[START Given information]
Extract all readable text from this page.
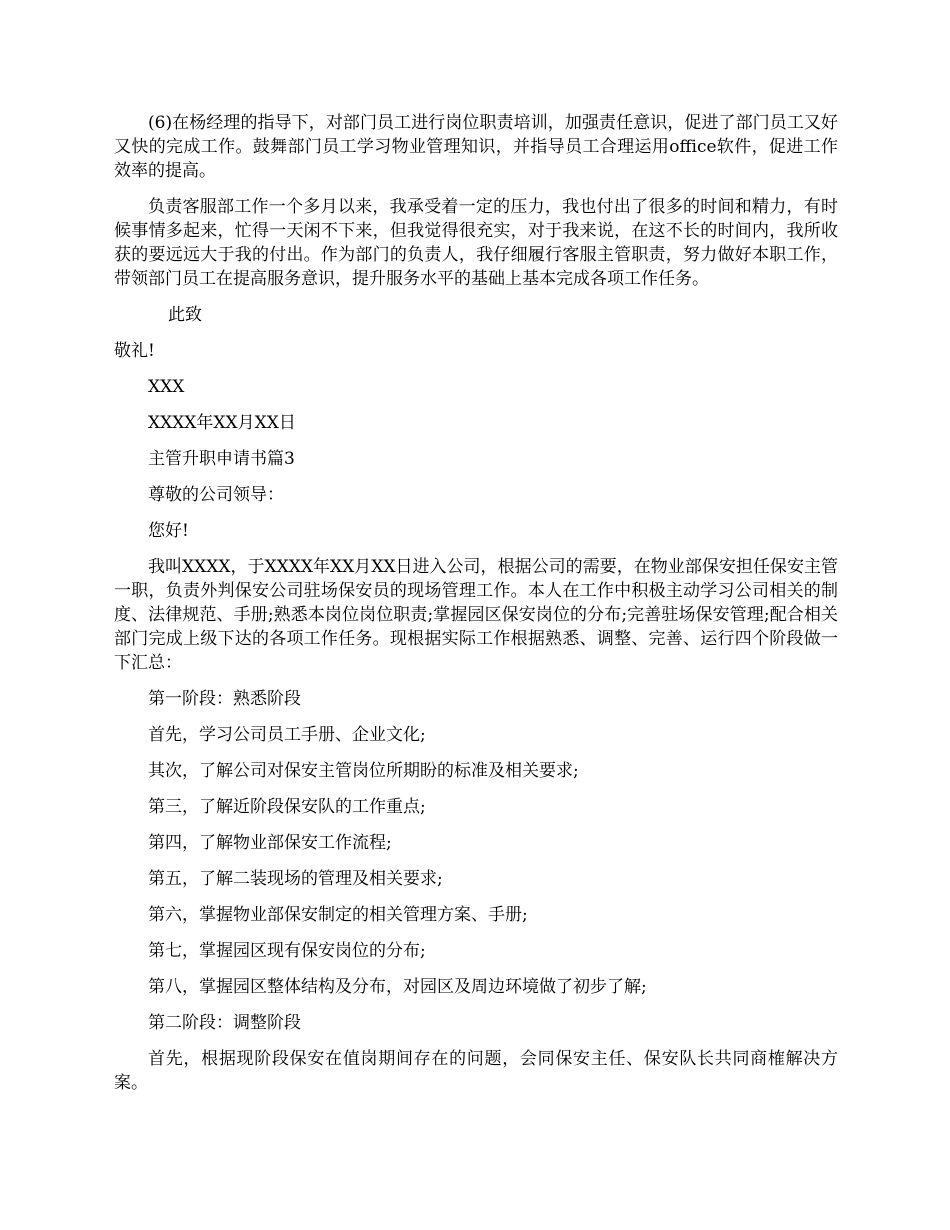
(6)在杨经理的指导下，对部门员工进行岗位职责培训，加强责任意识，促进了部门员工又好又快的完成工作。鼓舞部门员工学习物业管理知识，并指导员工合理运用office软件，促进工作效率的提高。

负责客服部工作一个多月以来，我承受着一定的压力，我也付出了很多的时间和精力，有时候事情多起来，忙得一天闲不下来，但我觉得很充实，对于我来说，在这不长的时间内，我所收获的要远远大于我的付出。作为部门的负责人，我仔细履行客服主管职责，努力做好本职工作，带领部门员工在提高服务意识，提升服务水平的基础上基本完成各项工作任务。

此致

敬礼!

XXX

XXXX年XX月XX日

主管升职申请书篇3

尊敬的公司领导：

您好!

我叫XXXX，于XXXX年XX月XX日进入公司，根据公司的需要，在物业部保安担任保安主管一职，负责外判保安公司驻场保安员的现场管理工作。本人在工作中积极主动学习公司相关的制度、法律规范、手册;熟悉本岗位岗位职责;掌握园区保安岗位的分布;完善驻场保安管理;配合相关部门完成上级下达的各项工作任务。现根据实际工作根据熟悉、调整、完善、运行四个阶段做一下汇总：

第一阶段：熟悉阶段

首先，学习公司员工手册、企业文化;

其次，了解公司对保安主管岗位所期盼的标准及相关要求;

第三，了解近阶段保安队的工作重点;

第四，了解物业部保安工作流程;

第五，了解二装现场的管理及相关要求;

第六，掌握物业部保安制定的相关管理方案、手册;

第七，掌握园区现有保安岗位的分布;

第八，掌握园区整体结构及分布，对园区及周边环境做了初步了解;

第二阶段：调整阶段

首先，根据现阶段保安在值岗期间存在的问题，会同保安主任、保安队长共同商榷解决方案。
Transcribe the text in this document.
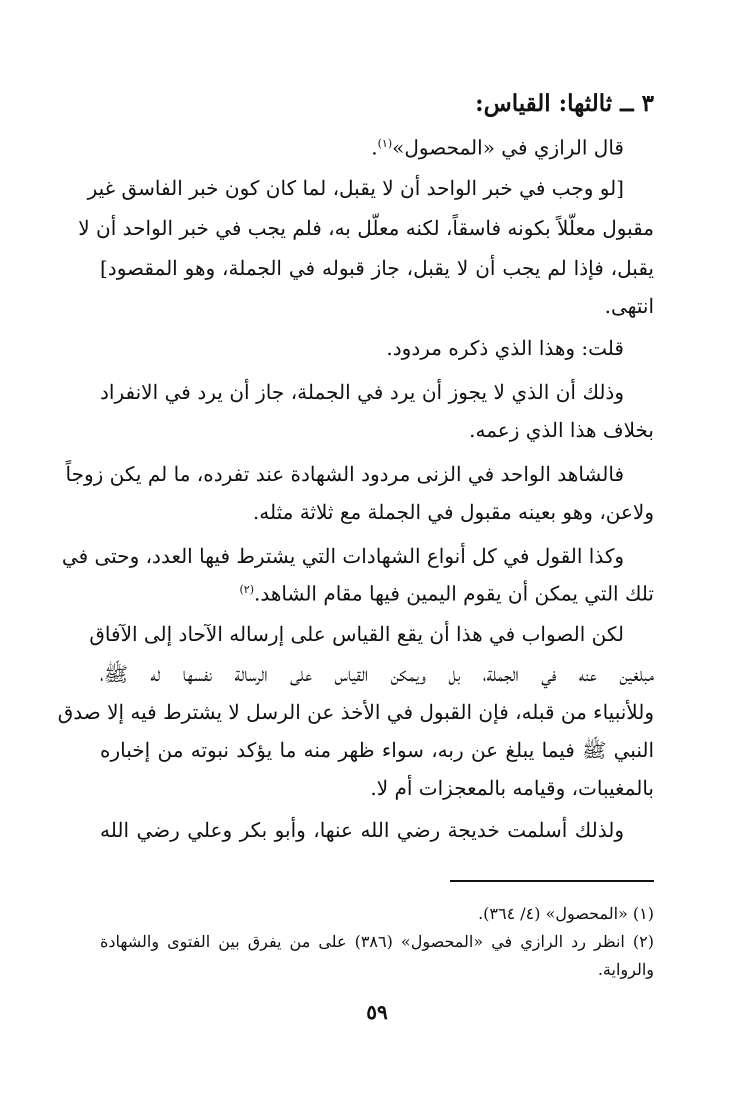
٣ ــ ثالثها: القياس:
قال الرازي في «المحصول»$^{(١)}$.
[لو وجب في خبر الواحد أن لا يقبل، لما كان كون خبر الفاسق غير
مقبول معلّلاً بكونه فاسقاً، لكنه معلّل به، فلم يجب في خبر الواحد أن لا
يقبل، فإذا لم يجب أن لا يقبل، جاز قبوله في الجملة، وهو المقصود]
انتهى.
قلت: وهذا الذي ذكره مردود.
وذلك أن الذي لا يجوز أن يرد في الجملة، جاز أن يرد في الانفراد
بخلاف هذا الذي زعمه.
فالشاهد الواحد في الزنى مردود الشهادة عند تفرده، ما لم يكن زوجاً
ولاعن، وهو بعينه مقبول في الجملة مع ثلاثة مثله.
وكذا القول في كل أنواع الشهادات التي يشترط فيها العدد، وحتى في
تلك التي يمكن أن يقوم اليمين فيها مقام الشاهد.$^{(٢)}$
لكن الصواب في هذا أن يقع القياس على إرساله الآحاد إلى الآفاق
مبلغين عنه في الجملة، بل ويمكن القياس على الرسالة نفسها له ﷺ،
وللأنبياء من قبله، فإن القبول في الأخذ عن الرسل لا يشترط فيه إلا صدق
النبي ﷺ فيما يبلغ عن ربه، سواء ظهر منه ما يؤكد نبوته من إخباره
بالمغيبات، وقيامه بالمعجزات أم لا.
ولذلك أسلمت خديجة رضي الله عنها، وأبو بكر وعلي رضي الله
(١) «المحصول» (٤/ ٣٦٤).
(٢) انظر رد الرازي في «المحصول» (٣٨٦) على من يفرق بين الفتوى والشهادة
والرواية.
٥٩
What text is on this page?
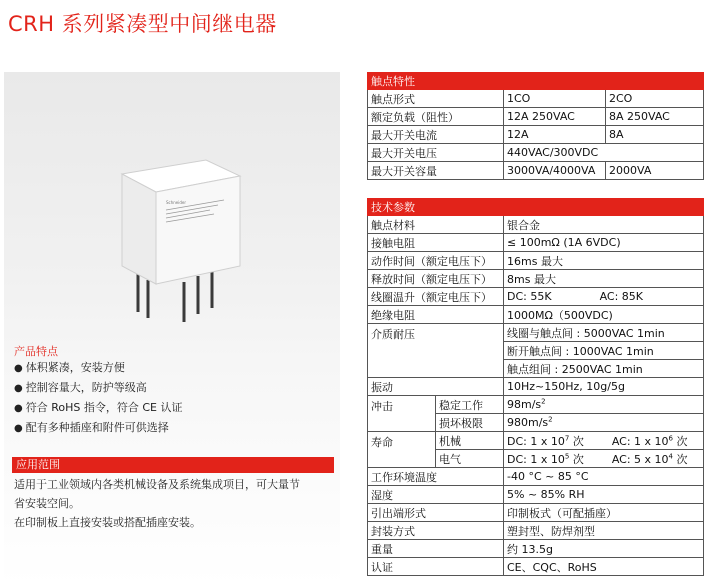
CRH 系列紧凑型中间继电器
Schneider
产品特点
● 体积紧凑，安装方便
● 控制容量大，防护等级高
● 符合 RoHS 指令，符合 CE 认证
● 配有多种插座和附件可供选择
应用范围
适用于工业领域内各类机械设备及系统集成项目，可大量节
省安装空间。
在印制板上直接安装或搭配插座安装。
触点特性		
触点形式	1CO	2CO
额定负载（阻性）	12A 250VAC	8A 250VAC
最大开关电流	12A	8A
最大开关电压	440VAC/300VDC	
最大开关容量	3000VA/4000VA	2000VA
技术参数		
触点材料		银合金
接触电阻		≤ 100mΩ (1A 6VDC)
动作时间（额定电压下）		16ms 最大
释放时间（额定电压下）		8ms 最大
线圈温升（额定电压下）		DC: 55K AC: 85K
绝缘电阻		1000MΩ（500VDC)
介质耐压		线圈与触点间 : 5000VAC 1min
		断开触点间 : 1000VAC 1min
		触点组间 : 2500VAC 1min
振动		10Hz~150Hz, 10g/5g
冲击	稳定工作	$98m/s^2$
	损坏极限	$980m/s^2$
寿命	机械	DC: 1 x $10^7$ 次 AC: 1 x $10^6$ 次
	电气	DC: 1 x $10^5$ 次 AC: 5 x $10^4$ 次
工作环境温度		-40 °C ~ 85 °C
湿度		5% ~ 85% RH
引出端形式		印制板式（可配插座）
封装方式		塑封型、防焊剂型
重量		约 13.5g
认证		CE、CQC、RoHS
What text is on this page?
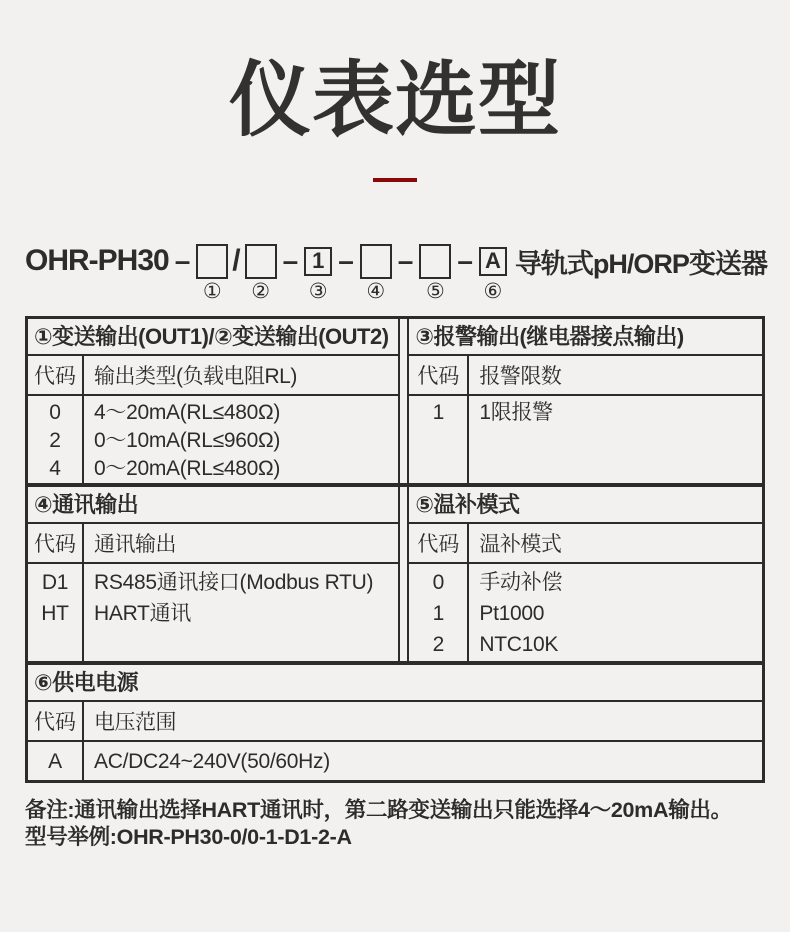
仪表选型
OHR-PH30 –
①
/
②
– 1
③
–
④
–
⑤
– A
⑥
导轨式pH/ORP变送器
①变送输出(OUT1)/②变送输出(OUT2)
代码 输出类型(负载电阻RL)
0
2
4
4～20mA(RL≤480Ω)
0～10mA(RL≤960Ω)
0～20mA(RL≤480Ω)
③报警输出(继电器接点输出)
代码 报警限数
1 1限报警
④通讯输出
代码 通讯输出
D1
HT
RS485通讯接口(Modbus RTU)
HART通讯
⑤温补模式
代码 温补模式
0
1
2
手动补偿
Pt1000
NTC10K
⑥供电电源
代码 电压范围
A AC/DC24~240V(50/60Hz)

备注:通讯输出选择HART通讯时，第二路变送输出只能选择4～20mA输出。

型号举例:OHR-PH30-0/0-1-D1-2-A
[END Given information]
## Problem statement
Set down the complete material exactly, but do not include the images.

## Response to the task
Extract all readable text from this page.
(6)在杨经理的指导下，对部门员工进行岗位职责培训，加强责任意识，促进了部门员工又好又快的完成工作。鼓舞部门员工学习物业管理知识，并指导员工合理运用office软件，促进工作效率的提高。

负责客服部工作一个多月以来，我承受着一定的压力，我也付出了很多的时间和精力，有时候事情多起来，忙得一天闲不下来，但我觉得很充实，对于我来说，在这不长的时间内，我所收获的要远远大于我的付出。作为部门的负责人，我仔细履行客服主管职责，努力做好本职工作，带领部门员工在提高服务意识，提升服务水平的基础上基本完成各项工作任务。

此致

敬礼!

XXX

XXXX年XX月XX日

主管升职申请书篇3

尊敬的公司领导：

您好!

我叫XXXX，于XXXX年XX月XX日进入公司，根据公司的需要，在物业部保安担任保安主管一职，负责外判保安公司驻场保安员的现场管理工作。本人在工作中积极主动学习公司相关的制度、法律规范、手册;熟悉本岗位岗位职责;掌握园区保安岗位的分布;完善驻场保安管理;配合相关部门完成上级下达的各项工作任务。现根据实际工作根据熟悉、调整、完善、运行四个阶段做一下汇总：

第一阶段：熟悉阶段

首先，学习公司员工手册、企业文化;

其次，了解公司对保安主管岗位所期盼的标准及相关要求;

第三，了解近阶段保安队的工作重点;

第四，了解物业部保安工作流程;

第五，了解二装现场的管理及相关要求;

第六，掌握物业部保安制定的相关管理方案、手册;

第七，掌握园区现有保安岗位的分布;

第八，掌握园区整体结构及分布，对园区及周边环境做了初步了解;

第二阶段：调整阶段

首先，根据现阶段保安在值岗期间存在的问题，会同保安主任、保安队长共同商榷解决方案。
Transcribe the text in this document.
٣ ــ ثالثها: القياس:
قال الرازي في «المحصول»$^{(١)}$.
[لو وجب في خبر الواحد أن لا يقبل، لما كان كون خبر الفاسق غير
مقبول معلّلاً بكونه فاسقاً، لكنه معلّل به، فلم يجب في خبر الواحد أن لا
يقبل، فإذا لم يجب أن لا يقبل، جاز قبوله في الجملة، وهو المقصود]
انتهى.
قلت: وهذا الذي ذكره مردود.
وذلك أن الذي لا يجوز أن يرد في الجملة، جاز أن يرد في الانفراد
بخلاف هذا الذي زعمه.
فالشاهد الواحد في الزنى مردود الشهادة عند تفرده، ما لم يكن زوجاً
ولاعن، وهو بعينه مقبول في الجملة مع ثلاثة مثله.
وكذا القول في كل أنواع الشهادات التي يشترط فيها العدد، وحتى في
تلك التي يمكن أن يقوم اليمين فيها مقام الشاهد.$^{(٢)}$
لكن الصواب في هذا أن يقع القياس على إرساله الآحاد إلى الآفاق
مبلغين عنه في الجملة، بل ويمكن القياس على الرسالة نفسها له ﷺ،
وللأنبياء من قبله، فإن القبول في الأخذ عن الرسل لا يشترط فيه إلا صدق
النبي ﷺ فيما يبلغ عن ربه، سواء ظهر منه ما يؤكد نبوته من إخباره
بالمغيبات، وقيامه بالمعجزات أم لا.
ولذلك أسلمت خديجة رضي الله عنها، وأبو بكر وعلي رضي الله
(١) «المحصول» (٤/ ٣٦٤).
(٢) انظر رد الرازي في «المحصول» (٣٨٦) على من يفرق بين الفتوى والشهادة
والرواية.
٥٩
What text is on this page?
CRH 系列紧凑型中间继电器
Schneider
产品特点
● 体积紧凑，安装方便
● 控制容量大，防护等级高
● 符合 RoHS 指令，符合 CE 认证
● 配有多种插座和附件可供选择
应用范围
适用于工业领域内各类机械设备及系统集成项目，可大量节
省安装空间。
在印制板上直接安装或搭配插座安装。
触点特性		
触点形式	1CO	2CO
额定负载（阻性）	12A 250VAC	8A 250VAC
最大开关电流	12A	8A
最大开关电压	440VAC/300VDC	
最大开关容量	3000VA/4000VA	2000VA
技术参数		
触点材料		银合金
接触电阻		≤ 100mΩ (1A 6VDC)
动作时间（额定电压下）		16ms 最大
释放时间（额定电压下）		8ms 最大
线圈温升（额定电压下）		DC: 55K AC: 85K
绝缘电阻		1000MΩ（500VDC)
介质耐压		线圈与触点间 : 5000VAC 1min
		断开触点间 : 1000VAC 1min
		触点组间 : 2500VAC 1min
振动		10Hz~150Hz, 10g/5g
冲击	稳定工作	$98m/s^2$
	损坏极限	$980m/s^2$
寿命	机械	DC: 1 x $10^7$ 次 AC: 1 x $10^6$ 次
	电气	DC: 1 x $10^5$ 次 AC: 5 x $10^4$ 次
工作环境温度		-40 °C ~ 85 °C
湿度		5% ~ 85% RH
引出端形式		印制板式（可配插座）
封装方式		塑封型、防焊剂型
重量		约 13.5g
认证		CE、CQC、RoHS
What text is on this page?
仪表选型
OHR-PH30 –
①
/
②
– 1
③
–
④
–
⑤
– A
⑥
导轨式pH/ORP变送器
①变送输出(OUT1)/②变送输出(OUT2)
代码 输出类型(负载电阻RL)
0
2
4
4～20mA(RL≤480Ω)
0～10mA(RL≤960Ω)
0～20mA(RL≤480Ω)
③报警输出(继电器接点输出)
代码 报警限数
1 1限报警
④通讯输出
代码 通讯输出
D1
HT
RS485通讯接口(Modbus RTU)
HART通讯
⑤温补模式
代码 温补模式
0
1
2
手动补偿
Pt1000
NTC10K
⑥供电电源
代码 电压范围
A AC/DC24~240V(50/60Hz)

备注:通讯输出选择HART通讯时，第二路变送输出只能选择4～20mA输出。

型号举例:OHR-PH30-0/0-1-D1-2-A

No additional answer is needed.